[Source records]
begin

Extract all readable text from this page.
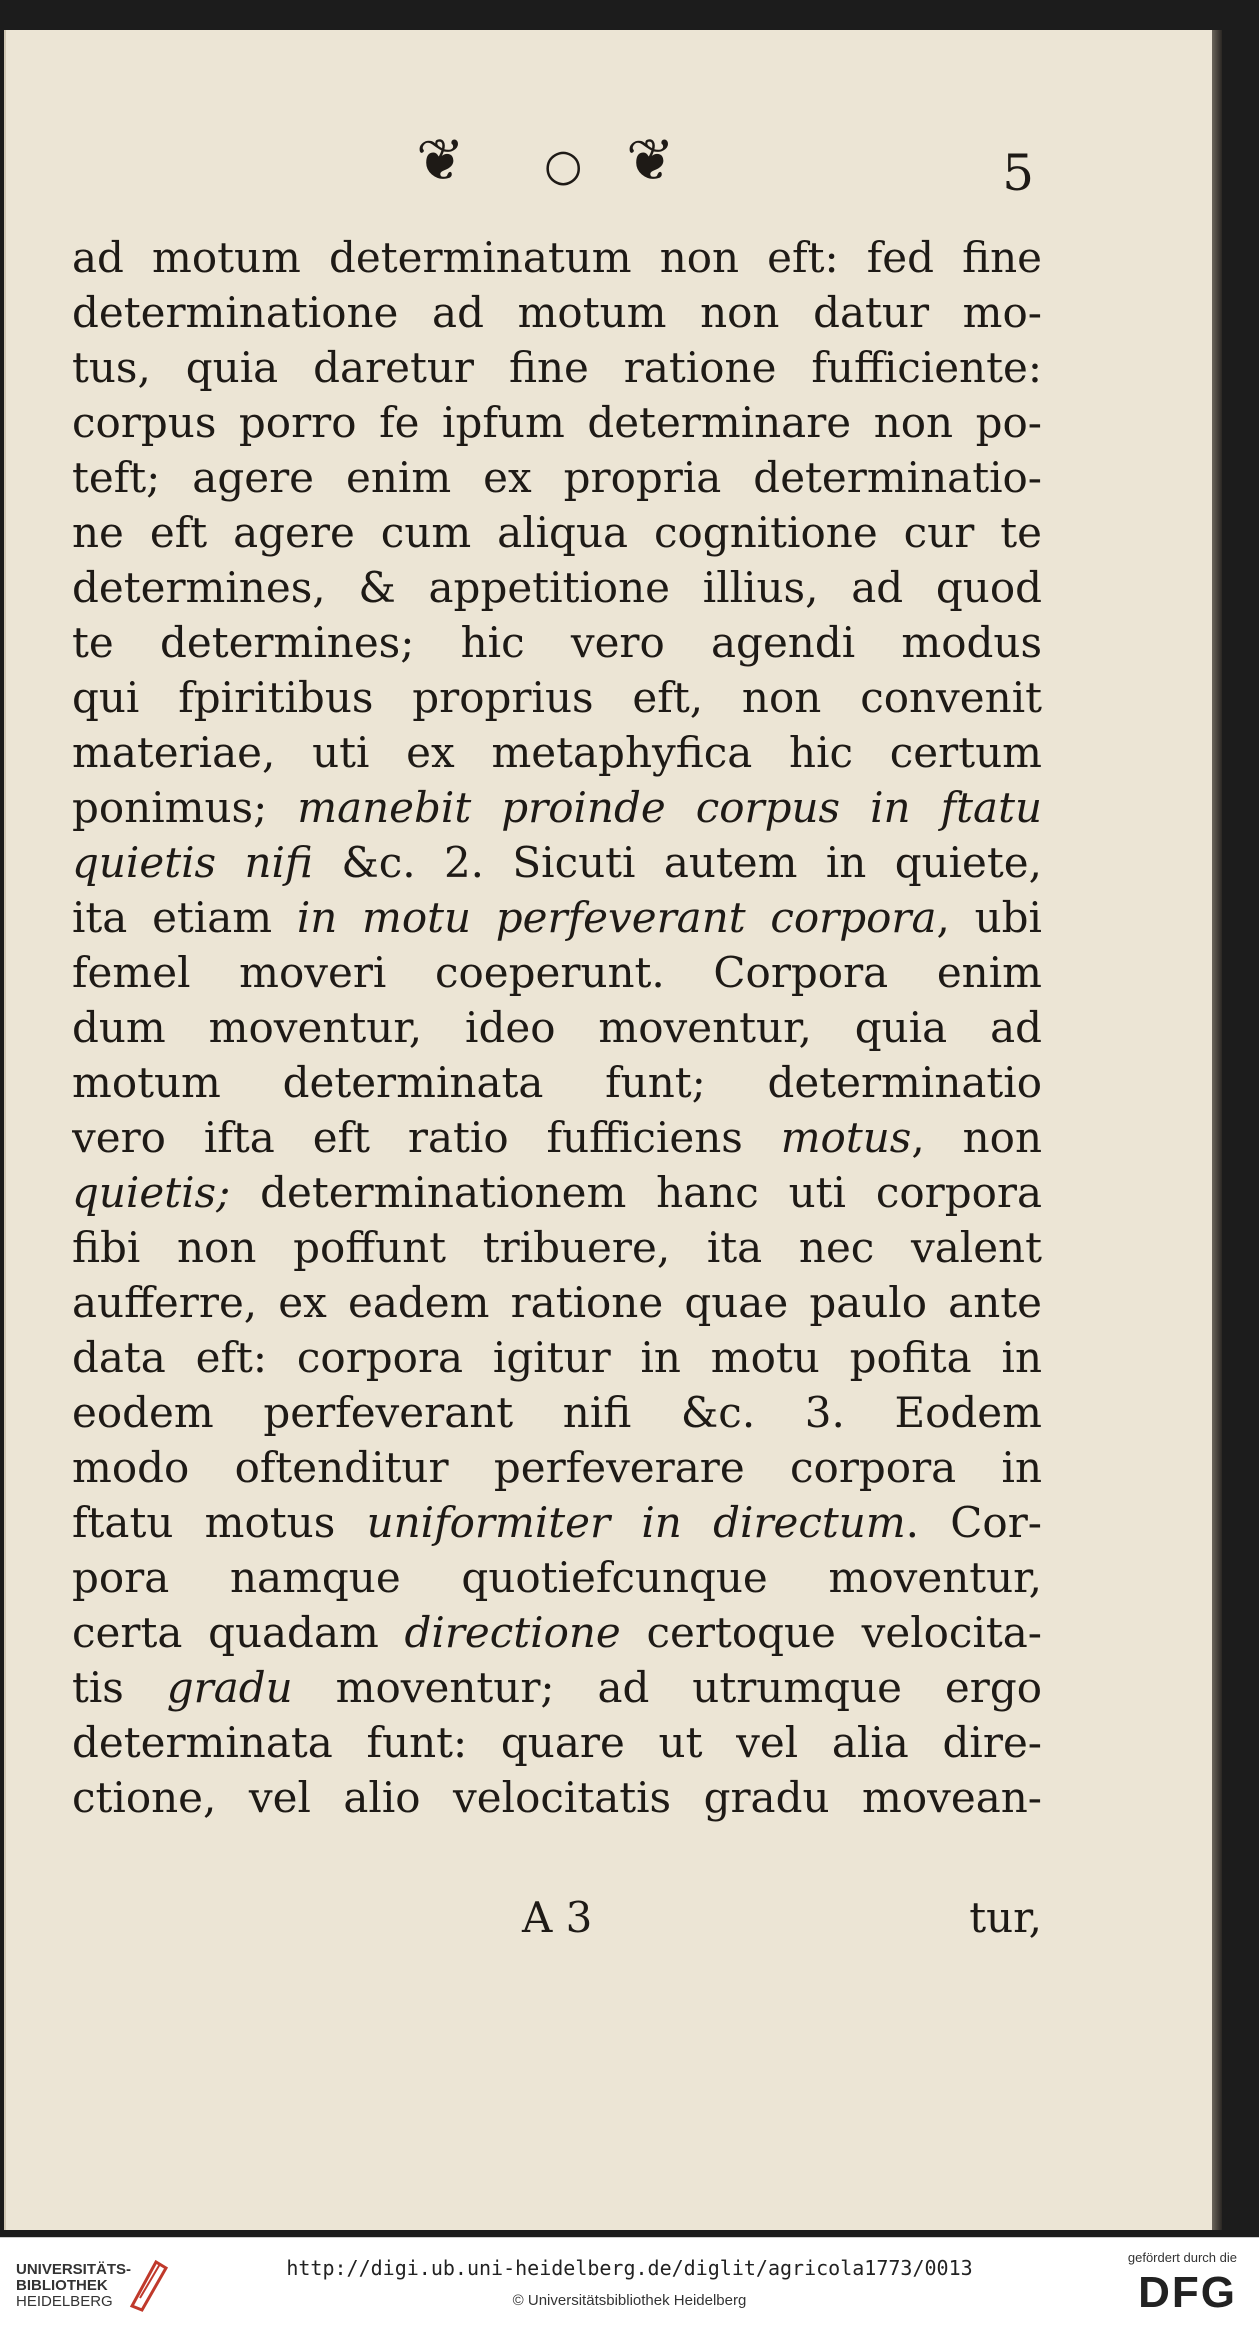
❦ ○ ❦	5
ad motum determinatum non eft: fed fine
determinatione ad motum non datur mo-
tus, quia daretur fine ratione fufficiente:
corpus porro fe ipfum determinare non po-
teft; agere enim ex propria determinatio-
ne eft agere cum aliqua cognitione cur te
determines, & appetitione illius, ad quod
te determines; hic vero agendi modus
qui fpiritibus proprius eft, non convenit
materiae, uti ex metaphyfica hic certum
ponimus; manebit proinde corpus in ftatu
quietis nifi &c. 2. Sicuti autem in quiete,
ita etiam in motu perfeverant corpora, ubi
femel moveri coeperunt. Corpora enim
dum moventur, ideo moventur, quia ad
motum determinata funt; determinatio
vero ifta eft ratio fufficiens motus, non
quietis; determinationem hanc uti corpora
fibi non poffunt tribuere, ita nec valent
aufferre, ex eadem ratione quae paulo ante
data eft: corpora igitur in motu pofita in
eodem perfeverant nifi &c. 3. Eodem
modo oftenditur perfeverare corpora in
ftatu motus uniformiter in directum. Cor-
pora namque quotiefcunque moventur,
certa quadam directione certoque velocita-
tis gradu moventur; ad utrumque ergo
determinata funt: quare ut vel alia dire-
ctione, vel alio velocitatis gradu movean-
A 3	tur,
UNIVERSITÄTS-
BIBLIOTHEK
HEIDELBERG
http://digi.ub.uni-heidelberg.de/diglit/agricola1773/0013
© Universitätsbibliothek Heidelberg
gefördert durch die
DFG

end

Problem description. Reproduce every line exactly and omit all pictures.

Result for this task.
Extract all readable text from this page.
❦ ○ ❦	5
ad motum determinatum non eft: fed fine
determinatione ad motum non datur mo-
tus, quia daretur fine ratione fufficiente:
corpus porro fe ipfum determinare non po-
teft; agere enim ex propria determinatio-
ne eft agere cum aliqua cognitione cur te
determines, & appetitione illius, ad quod
te determines; hic vero agendi modus
qui fpiritibus proprius eft, non convenit
materiae, uti ex metaphyfica hic certum
ponimus; manebit proinde corpus in ftatu
quietis nifi &c. 2. Sicuti autem in quiete,
ita etiam in motu perfeverant corpora, ubi
femel moveri coeperunt. Corpora enim
dum moventur, ideo moventur, quia ad
motum determinata funt; determinatio
vero ifta eft ratio fufficiens motus, non
quietis; determinationem hanc uti corpora
fibi non poffunt tribuere, ita nec valent
aufferre, ex eadem ratione quae paulo ante
data eft: corpora igitur in motu pofita in
eodem perfeverant nifi &c. 3. Eodem
modo oftenditur perfeverare corpora in
ftatu motus uniformiter in directum. Cor-
pora namque quotiefcunque moventur,
certa quadam directione certoque velocita-
tis gradu moventur; ad utrumque ergo
determinata funt: quare ut vel alia dire-
ctione, vel alio velocitatis gradu movean-
A 3	tur,
UNIVERSITÄTS-
BIBLIOTHEK
HEIDELBERG
http://digi.ub.uni-heidelberg.de/diglit/agricola1773/0013
© Universitätsbibliothek Heidelberg
gefördert durch die
DFG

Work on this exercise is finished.